§ **DATA TO PROCESS**
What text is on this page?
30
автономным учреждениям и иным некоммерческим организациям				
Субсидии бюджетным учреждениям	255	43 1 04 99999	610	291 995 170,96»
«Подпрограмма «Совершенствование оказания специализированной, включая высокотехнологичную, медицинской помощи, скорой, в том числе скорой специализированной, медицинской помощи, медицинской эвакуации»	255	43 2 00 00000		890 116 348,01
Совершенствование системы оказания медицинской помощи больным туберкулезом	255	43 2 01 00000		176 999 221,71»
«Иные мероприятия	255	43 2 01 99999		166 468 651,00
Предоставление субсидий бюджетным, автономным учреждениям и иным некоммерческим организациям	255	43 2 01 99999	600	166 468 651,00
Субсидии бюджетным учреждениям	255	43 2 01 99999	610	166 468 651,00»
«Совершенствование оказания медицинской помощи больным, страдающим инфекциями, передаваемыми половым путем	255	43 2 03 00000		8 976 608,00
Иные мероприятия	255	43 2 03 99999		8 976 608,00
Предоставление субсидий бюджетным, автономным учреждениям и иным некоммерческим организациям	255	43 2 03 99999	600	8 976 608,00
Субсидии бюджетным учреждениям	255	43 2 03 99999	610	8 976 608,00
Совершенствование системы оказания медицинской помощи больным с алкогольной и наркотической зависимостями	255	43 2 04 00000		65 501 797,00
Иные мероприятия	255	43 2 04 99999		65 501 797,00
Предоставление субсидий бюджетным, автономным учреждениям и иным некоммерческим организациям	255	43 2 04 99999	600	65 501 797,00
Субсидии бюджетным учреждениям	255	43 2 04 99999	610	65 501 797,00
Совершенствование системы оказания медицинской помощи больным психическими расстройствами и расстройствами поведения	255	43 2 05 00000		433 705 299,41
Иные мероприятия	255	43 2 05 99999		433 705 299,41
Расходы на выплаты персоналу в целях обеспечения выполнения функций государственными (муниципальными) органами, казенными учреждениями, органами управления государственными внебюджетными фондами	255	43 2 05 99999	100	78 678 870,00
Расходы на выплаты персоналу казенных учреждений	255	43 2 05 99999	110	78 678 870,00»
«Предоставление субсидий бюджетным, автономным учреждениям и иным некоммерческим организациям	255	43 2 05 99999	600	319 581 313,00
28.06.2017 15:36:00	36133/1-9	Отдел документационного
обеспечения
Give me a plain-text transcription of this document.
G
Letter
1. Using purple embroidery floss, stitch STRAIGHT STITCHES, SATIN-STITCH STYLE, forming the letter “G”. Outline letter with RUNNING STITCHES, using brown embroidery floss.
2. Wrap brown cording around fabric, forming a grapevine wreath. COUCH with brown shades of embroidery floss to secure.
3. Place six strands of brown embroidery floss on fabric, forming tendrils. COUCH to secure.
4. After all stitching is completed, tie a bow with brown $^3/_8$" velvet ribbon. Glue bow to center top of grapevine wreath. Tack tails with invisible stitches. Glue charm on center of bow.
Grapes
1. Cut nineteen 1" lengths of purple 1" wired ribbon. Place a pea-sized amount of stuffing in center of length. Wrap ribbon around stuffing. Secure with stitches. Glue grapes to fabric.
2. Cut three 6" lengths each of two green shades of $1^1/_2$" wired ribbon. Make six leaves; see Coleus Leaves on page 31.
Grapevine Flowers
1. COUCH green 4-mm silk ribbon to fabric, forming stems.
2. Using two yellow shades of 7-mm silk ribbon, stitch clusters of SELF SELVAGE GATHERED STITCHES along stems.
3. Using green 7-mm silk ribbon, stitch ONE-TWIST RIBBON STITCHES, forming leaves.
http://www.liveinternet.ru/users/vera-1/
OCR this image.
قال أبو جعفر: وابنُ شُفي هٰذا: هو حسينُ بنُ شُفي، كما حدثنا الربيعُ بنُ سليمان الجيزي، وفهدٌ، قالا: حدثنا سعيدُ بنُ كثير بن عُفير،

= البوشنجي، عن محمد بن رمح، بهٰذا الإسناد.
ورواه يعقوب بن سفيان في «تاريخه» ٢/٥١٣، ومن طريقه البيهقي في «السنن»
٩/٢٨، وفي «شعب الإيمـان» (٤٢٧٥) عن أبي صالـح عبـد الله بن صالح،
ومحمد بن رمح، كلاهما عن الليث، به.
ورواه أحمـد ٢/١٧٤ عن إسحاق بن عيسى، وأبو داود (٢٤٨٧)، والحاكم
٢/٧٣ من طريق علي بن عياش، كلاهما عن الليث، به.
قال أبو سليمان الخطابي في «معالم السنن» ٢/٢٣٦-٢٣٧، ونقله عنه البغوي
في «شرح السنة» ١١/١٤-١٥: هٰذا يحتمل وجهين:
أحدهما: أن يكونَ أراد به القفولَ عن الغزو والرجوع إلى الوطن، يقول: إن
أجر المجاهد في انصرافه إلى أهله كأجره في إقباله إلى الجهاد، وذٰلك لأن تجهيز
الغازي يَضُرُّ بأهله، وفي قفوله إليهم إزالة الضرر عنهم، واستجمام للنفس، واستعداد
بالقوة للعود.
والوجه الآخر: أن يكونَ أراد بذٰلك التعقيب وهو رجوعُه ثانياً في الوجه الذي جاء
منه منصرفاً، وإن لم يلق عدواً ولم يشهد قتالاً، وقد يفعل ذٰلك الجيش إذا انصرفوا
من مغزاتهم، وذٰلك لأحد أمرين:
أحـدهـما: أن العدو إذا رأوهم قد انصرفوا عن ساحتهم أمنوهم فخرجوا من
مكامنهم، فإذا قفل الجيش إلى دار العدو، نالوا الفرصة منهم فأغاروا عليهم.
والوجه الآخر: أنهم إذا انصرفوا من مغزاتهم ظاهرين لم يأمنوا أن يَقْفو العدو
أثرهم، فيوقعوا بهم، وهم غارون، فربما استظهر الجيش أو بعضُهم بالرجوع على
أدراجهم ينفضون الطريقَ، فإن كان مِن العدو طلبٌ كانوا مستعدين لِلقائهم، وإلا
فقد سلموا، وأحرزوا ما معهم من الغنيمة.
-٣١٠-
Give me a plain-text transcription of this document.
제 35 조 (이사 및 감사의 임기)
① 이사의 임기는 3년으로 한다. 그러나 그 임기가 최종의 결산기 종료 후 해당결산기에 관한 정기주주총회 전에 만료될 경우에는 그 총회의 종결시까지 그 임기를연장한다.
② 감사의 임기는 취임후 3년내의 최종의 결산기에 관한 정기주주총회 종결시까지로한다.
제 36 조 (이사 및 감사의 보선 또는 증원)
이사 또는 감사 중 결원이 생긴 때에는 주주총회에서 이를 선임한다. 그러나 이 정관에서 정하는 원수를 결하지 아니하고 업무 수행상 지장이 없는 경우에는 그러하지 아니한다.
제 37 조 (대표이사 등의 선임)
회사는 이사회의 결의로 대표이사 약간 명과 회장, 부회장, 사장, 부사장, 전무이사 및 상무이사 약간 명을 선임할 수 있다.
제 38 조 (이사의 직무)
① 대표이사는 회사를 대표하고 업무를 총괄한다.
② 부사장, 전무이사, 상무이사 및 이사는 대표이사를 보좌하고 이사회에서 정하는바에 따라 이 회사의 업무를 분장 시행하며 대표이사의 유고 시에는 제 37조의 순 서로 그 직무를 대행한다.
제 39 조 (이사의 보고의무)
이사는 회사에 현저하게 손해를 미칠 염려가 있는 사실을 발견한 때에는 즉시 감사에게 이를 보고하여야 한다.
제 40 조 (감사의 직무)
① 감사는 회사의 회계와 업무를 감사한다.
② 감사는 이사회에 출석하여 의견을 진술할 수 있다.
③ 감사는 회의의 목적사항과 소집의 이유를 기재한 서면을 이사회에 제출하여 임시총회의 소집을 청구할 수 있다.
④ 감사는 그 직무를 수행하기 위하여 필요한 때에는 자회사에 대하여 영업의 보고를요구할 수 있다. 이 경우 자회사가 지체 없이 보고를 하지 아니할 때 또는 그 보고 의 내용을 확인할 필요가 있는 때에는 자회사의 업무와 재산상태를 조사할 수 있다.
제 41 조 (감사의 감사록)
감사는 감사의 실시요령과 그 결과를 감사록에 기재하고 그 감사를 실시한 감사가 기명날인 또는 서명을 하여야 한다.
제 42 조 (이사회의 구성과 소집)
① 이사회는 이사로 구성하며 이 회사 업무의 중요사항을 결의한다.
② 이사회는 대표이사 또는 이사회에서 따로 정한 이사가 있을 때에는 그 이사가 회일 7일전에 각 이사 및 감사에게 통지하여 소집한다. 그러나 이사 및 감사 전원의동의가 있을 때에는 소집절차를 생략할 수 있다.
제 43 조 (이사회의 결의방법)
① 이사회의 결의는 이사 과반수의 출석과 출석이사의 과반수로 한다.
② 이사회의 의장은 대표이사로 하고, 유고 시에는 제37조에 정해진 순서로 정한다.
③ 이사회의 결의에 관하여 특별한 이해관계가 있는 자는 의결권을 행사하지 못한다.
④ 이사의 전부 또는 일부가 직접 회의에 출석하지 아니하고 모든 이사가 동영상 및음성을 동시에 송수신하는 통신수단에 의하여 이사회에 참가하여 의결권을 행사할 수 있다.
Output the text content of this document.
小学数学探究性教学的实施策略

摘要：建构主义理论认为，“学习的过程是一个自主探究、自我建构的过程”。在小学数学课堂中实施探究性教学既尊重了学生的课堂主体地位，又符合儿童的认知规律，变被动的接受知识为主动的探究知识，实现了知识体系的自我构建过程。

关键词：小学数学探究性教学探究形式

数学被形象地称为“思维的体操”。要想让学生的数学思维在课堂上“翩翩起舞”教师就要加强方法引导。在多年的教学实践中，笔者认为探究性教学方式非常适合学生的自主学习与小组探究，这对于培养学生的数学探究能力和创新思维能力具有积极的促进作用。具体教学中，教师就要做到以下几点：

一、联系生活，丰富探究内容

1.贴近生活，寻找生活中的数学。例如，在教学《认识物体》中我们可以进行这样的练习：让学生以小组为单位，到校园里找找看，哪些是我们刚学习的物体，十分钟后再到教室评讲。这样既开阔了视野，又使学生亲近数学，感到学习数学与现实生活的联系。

§ **AIM OF THE EXERCISE**
Take each line of the material that contains the word "COUCH" and list it.

§ **WRITTEN ANSWER**
2. Wrap brown cording around fabric, forming a grapevine wreath. COUCH with brown shades of embroidery floss to secure.
3. Place six strands of brown embroidery floss on fabric, forming tendrils. COUCH to secure.
1. COUCH green 4-mm silk ribbon to fabric, forming stems.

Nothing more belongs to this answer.